Content starts

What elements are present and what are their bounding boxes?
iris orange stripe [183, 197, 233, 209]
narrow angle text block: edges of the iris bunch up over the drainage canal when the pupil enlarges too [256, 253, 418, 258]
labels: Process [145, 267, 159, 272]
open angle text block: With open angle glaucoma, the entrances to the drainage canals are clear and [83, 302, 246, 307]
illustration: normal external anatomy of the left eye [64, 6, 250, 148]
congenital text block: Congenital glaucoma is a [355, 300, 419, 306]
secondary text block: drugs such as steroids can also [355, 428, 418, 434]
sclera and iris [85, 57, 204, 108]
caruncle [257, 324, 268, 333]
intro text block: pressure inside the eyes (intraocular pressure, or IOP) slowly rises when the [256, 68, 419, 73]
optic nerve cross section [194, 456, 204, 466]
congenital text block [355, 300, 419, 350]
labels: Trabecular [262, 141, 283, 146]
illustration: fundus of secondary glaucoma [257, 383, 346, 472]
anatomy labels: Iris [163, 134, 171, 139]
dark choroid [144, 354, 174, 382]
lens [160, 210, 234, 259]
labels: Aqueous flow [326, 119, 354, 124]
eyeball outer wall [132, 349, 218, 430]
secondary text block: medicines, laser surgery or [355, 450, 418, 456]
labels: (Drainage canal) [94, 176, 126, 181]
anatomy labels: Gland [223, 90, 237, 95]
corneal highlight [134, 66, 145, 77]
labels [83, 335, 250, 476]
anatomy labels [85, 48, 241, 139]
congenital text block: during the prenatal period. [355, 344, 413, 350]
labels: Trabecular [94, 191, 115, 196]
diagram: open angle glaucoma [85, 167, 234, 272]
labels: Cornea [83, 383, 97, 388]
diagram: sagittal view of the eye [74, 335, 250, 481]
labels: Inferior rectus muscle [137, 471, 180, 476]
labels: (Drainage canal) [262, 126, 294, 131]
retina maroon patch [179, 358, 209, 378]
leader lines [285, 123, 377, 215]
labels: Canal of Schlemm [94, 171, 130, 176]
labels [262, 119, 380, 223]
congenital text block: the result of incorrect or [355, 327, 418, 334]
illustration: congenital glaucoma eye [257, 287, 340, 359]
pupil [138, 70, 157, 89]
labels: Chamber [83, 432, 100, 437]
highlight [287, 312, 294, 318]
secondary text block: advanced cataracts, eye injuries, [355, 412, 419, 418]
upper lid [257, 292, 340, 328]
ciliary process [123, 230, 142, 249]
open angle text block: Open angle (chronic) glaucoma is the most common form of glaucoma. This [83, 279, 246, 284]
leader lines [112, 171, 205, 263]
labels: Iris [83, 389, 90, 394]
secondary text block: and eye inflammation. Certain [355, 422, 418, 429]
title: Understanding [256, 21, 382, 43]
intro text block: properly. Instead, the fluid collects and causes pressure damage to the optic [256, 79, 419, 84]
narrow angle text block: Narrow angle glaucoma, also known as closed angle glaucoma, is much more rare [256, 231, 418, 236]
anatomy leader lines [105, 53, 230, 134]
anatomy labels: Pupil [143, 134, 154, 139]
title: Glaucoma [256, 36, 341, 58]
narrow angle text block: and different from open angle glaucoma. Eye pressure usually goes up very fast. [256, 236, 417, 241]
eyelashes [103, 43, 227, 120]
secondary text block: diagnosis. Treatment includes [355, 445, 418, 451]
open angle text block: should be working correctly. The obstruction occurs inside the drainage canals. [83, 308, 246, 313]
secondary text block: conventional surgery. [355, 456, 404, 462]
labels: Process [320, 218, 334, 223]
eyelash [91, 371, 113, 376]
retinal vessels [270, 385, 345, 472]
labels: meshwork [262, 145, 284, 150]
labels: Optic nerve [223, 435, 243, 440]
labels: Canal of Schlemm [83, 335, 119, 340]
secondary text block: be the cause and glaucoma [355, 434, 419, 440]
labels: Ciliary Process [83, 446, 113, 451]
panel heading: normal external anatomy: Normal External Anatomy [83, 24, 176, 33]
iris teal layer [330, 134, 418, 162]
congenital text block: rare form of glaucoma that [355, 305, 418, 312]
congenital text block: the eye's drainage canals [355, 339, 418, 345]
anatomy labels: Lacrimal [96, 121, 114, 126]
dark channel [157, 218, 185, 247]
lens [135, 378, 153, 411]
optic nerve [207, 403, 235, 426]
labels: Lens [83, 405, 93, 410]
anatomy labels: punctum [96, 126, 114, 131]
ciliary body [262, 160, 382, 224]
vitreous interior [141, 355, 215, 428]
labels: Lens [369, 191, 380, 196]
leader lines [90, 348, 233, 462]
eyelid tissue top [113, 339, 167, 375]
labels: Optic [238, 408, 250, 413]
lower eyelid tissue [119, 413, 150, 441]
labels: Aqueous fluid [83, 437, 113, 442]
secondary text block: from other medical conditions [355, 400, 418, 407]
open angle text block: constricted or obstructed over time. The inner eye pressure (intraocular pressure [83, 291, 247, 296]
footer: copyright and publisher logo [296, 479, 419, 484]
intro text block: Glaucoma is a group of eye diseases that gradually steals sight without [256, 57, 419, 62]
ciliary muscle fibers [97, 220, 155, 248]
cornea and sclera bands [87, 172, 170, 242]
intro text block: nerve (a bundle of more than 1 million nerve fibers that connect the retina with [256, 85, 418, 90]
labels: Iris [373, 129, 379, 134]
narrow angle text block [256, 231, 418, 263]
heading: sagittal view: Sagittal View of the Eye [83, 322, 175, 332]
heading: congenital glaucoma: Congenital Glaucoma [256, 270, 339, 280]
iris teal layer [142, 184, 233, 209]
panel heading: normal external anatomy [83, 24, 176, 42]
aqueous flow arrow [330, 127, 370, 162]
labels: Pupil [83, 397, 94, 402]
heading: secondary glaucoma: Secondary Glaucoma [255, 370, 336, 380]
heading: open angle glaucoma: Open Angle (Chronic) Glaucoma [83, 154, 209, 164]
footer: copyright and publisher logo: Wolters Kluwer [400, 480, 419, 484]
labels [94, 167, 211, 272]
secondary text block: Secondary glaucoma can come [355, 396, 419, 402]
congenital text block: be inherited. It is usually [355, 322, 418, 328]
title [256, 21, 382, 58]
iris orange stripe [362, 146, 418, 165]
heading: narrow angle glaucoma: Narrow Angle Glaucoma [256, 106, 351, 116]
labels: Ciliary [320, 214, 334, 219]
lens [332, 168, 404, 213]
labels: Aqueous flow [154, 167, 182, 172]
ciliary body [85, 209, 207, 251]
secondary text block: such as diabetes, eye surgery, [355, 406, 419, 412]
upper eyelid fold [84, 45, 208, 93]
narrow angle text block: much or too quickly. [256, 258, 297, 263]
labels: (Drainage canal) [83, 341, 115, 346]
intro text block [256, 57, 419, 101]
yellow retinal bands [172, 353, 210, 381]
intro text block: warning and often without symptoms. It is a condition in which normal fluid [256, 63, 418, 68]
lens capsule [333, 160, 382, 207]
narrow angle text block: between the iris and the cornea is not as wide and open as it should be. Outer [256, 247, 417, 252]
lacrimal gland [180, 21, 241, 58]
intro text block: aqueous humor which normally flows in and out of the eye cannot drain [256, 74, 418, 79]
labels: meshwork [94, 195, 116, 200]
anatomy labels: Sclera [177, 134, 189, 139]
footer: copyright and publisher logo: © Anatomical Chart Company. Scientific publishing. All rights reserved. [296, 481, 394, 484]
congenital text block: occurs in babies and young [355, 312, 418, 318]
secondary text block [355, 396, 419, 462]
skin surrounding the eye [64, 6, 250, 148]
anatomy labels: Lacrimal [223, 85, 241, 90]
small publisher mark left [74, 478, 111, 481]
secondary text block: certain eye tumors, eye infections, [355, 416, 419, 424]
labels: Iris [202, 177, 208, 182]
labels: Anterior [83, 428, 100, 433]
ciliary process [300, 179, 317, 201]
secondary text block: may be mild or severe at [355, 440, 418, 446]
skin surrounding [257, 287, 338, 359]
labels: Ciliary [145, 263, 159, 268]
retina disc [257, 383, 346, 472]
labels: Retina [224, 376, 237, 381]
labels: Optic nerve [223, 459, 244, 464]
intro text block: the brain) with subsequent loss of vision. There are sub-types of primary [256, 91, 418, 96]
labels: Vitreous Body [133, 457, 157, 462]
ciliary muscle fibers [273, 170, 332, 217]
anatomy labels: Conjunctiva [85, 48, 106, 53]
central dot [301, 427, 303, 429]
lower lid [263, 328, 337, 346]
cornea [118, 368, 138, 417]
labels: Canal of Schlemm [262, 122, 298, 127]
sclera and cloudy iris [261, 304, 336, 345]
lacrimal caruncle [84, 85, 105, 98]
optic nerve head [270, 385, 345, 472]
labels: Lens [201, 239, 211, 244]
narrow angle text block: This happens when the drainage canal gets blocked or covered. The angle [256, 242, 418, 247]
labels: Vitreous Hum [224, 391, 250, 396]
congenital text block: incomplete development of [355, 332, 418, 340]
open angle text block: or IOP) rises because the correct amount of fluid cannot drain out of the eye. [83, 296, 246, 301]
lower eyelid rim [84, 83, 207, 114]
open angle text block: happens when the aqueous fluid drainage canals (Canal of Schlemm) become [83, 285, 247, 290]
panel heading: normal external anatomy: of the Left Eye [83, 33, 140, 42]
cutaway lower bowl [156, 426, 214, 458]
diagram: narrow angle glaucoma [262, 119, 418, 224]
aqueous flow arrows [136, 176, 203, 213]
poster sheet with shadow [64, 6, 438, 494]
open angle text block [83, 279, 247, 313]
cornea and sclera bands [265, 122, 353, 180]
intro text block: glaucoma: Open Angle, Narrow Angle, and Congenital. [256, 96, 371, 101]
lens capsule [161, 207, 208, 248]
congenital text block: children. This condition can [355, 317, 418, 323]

Content ends

PROBLEM STATEMENT: Scan the listing for the word "should". Copy every line in which it appears.

EXERCISE ANSWER:
open angle text block: should be working correctly. The obstruction occurs inside the drainage canals. [83, 308, 246, 313]
narrow angle text block: between the iris and the cornea is not as wide and open as it should be. Outer [256, 247, 417, 252]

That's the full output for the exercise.